* [Do this]: Find every line in the items below that contains the string "viewport", and copy each such line.

[start Data supplied]

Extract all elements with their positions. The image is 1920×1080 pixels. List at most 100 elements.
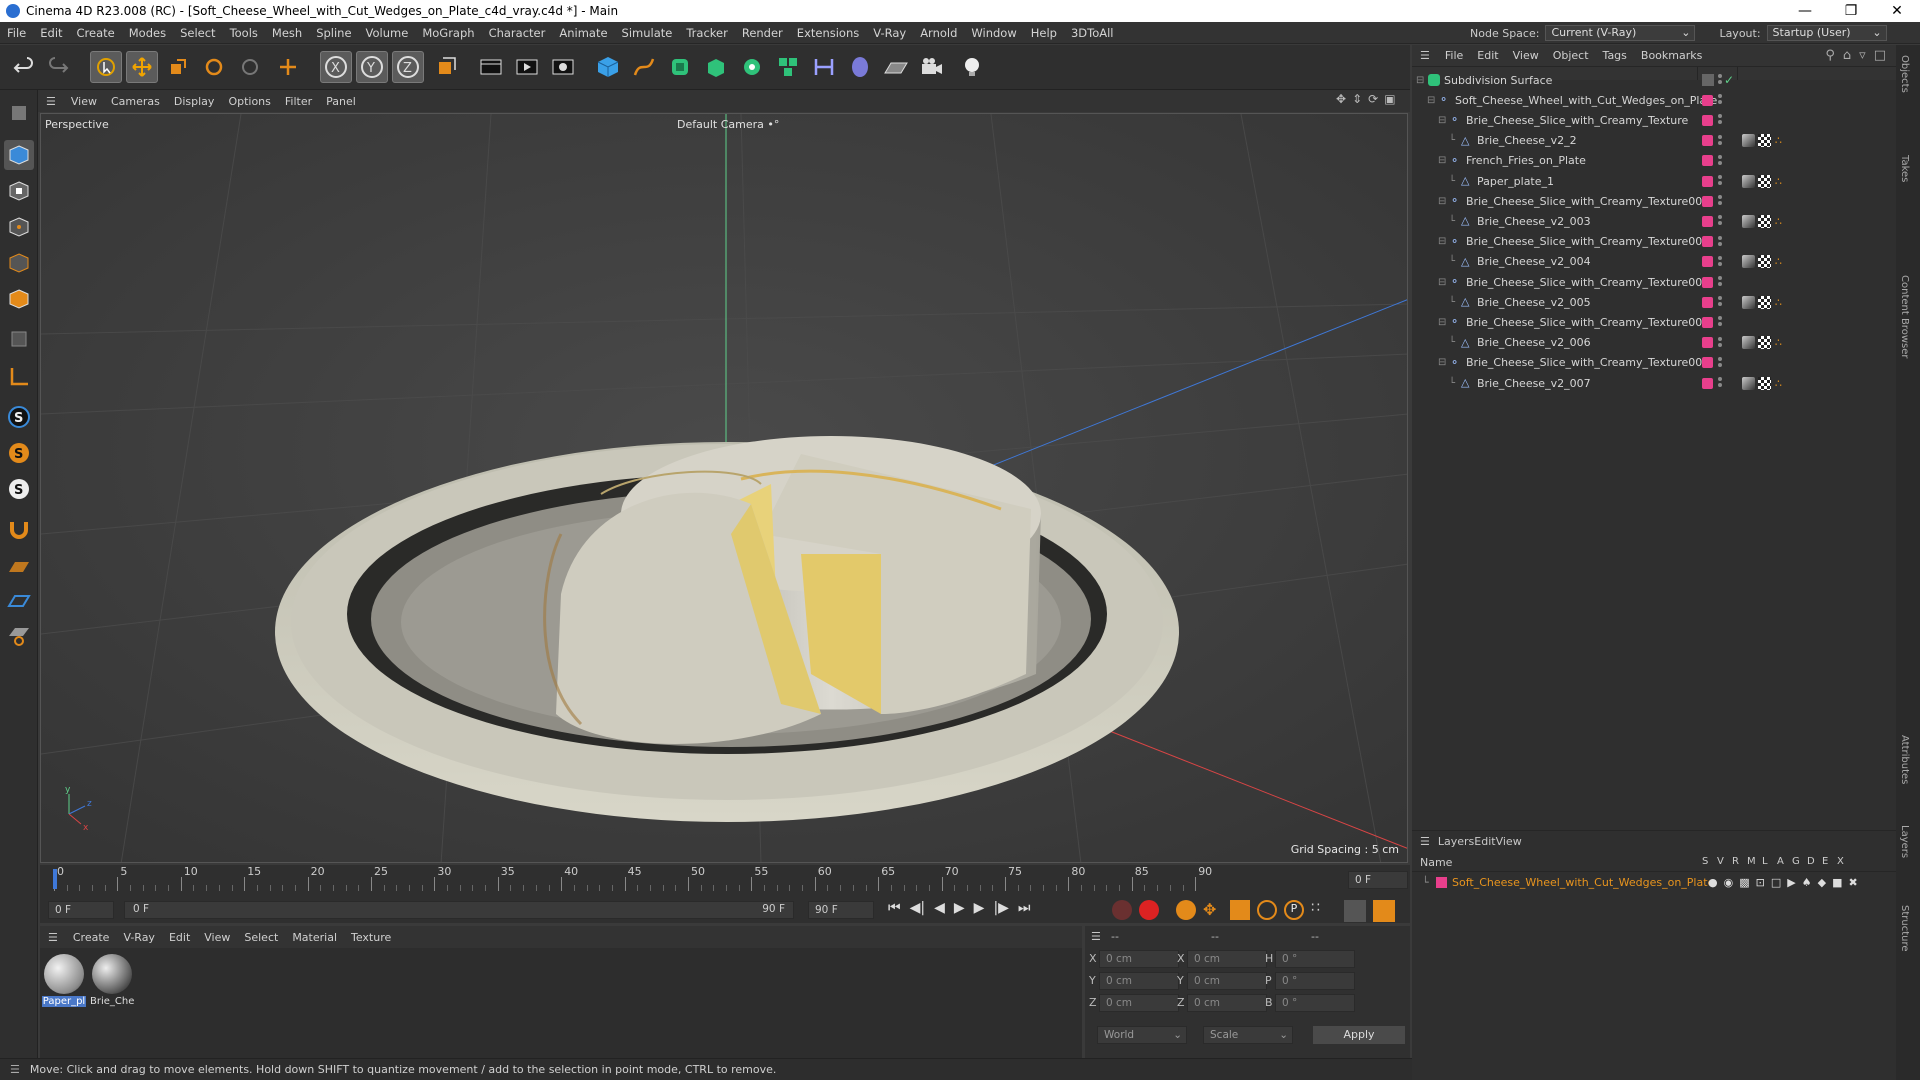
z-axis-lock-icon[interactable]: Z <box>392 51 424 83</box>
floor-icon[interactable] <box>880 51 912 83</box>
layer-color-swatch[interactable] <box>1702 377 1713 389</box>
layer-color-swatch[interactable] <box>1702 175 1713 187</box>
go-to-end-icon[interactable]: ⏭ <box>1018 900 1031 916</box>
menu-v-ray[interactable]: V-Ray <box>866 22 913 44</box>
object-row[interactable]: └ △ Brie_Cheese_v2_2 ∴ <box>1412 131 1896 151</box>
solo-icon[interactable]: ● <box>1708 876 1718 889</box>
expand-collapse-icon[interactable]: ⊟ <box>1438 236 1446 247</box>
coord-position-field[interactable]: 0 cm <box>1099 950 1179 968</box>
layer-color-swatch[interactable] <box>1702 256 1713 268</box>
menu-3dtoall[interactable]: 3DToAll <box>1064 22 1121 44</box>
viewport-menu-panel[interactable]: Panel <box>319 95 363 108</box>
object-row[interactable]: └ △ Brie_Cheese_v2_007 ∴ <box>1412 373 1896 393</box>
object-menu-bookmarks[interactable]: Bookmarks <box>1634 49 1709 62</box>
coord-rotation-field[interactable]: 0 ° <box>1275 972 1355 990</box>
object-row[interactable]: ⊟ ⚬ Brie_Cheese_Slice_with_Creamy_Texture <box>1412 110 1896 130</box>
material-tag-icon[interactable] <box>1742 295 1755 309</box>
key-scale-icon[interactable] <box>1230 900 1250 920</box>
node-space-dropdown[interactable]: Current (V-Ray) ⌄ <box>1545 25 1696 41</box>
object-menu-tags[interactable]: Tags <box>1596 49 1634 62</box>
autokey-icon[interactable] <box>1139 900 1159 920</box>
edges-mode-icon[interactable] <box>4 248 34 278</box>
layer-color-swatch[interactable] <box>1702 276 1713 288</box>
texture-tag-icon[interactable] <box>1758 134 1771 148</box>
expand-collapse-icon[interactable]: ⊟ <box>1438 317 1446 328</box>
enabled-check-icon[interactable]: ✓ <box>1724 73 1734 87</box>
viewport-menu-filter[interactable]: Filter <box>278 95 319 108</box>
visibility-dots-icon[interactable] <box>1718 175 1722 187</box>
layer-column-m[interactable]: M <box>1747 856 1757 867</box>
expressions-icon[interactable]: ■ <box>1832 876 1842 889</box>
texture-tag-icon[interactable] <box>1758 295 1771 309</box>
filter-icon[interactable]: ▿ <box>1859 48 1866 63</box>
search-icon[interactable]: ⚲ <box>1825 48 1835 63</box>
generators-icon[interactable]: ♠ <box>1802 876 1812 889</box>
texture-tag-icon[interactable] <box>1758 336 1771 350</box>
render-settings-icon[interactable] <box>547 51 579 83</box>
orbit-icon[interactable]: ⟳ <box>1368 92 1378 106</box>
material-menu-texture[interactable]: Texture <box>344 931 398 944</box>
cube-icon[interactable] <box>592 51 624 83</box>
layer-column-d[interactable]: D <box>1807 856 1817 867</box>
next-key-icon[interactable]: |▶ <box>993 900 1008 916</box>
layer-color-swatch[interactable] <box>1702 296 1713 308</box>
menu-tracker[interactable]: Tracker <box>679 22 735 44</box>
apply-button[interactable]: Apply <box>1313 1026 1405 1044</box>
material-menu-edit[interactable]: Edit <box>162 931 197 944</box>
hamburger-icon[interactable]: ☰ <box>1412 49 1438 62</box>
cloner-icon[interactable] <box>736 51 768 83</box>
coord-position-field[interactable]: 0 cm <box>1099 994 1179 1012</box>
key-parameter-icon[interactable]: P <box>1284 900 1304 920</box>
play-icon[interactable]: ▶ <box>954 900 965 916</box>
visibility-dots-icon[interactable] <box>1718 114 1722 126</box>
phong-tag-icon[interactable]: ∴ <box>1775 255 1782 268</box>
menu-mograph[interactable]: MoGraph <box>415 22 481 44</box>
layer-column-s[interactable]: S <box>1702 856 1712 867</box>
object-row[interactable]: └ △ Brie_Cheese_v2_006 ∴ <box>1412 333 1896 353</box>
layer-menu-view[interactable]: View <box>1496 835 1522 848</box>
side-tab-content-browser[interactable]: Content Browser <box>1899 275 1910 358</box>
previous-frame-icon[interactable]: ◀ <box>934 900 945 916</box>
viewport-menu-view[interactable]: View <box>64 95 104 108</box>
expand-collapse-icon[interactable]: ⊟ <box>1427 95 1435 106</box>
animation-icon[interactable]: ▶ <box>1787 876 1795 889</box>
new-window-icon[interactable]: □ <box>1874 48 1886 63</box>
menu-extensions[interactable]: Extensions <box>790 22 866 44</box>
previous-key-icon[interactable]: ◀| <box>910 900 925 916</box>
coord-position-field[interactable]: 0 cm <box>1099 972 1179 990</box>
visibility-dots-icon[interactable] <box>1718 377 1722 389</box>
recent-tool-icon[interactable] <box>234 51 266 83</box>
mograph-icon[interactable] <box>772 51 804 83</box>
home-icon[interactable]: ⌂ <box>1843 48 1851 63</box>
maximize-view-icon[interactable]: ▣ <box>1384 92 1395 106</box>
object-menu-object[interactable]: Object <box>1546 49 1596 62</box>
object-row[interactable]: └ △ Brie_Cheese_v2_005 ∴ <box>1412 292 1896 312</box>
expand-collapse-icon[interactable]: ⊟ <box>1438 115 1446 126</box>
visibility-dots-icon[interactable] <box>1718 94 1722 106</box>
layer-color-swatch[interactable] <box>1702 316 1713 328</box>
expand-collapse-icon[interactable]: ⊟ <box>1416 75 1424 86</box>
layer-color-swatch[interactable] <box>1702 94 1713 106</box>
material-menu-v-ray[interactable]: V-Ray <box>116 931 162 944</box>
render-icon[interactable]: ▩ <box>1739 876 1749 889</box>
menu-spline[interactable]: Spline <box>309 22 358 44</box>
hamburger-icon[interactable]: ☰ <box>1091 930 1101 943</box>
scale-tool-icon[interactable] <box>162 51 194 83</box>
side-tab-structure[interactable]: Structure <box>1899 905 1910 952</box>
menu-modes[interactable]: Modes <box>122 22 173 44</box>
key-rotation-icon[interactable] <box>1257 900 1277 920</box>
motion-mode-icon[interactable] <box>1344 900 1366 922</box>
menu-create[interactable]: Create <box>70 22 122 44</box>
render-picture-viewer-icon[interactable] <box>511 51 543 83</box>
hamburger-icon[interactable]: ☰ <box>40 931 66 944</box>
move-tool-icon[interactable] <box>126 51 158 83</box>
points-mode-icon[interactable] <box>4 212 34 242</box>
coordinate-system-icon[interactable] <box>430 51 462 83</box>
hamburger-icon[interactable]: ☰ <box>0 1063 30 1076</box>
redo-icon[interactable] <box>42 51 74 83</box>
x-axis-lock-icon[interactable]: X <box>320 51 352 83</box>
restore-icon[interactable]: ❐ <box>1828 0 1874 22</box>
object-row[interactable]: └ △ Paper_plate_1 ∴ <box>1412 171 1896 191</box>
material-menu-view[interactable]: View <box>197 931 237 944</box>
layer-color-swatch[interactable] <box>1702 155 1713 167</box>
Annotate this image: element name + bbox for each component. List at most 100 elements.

[end Data supplied]

* [Answer to the task]:
viewport-menu-panel[interactable]: Panel <box>319 95 363 108</box>
viewport-menu-filter[interactable]: Filter <box>278 95 319 108</box>
viewport-menu-view[interactable]: View <box>64 95 104 108</box>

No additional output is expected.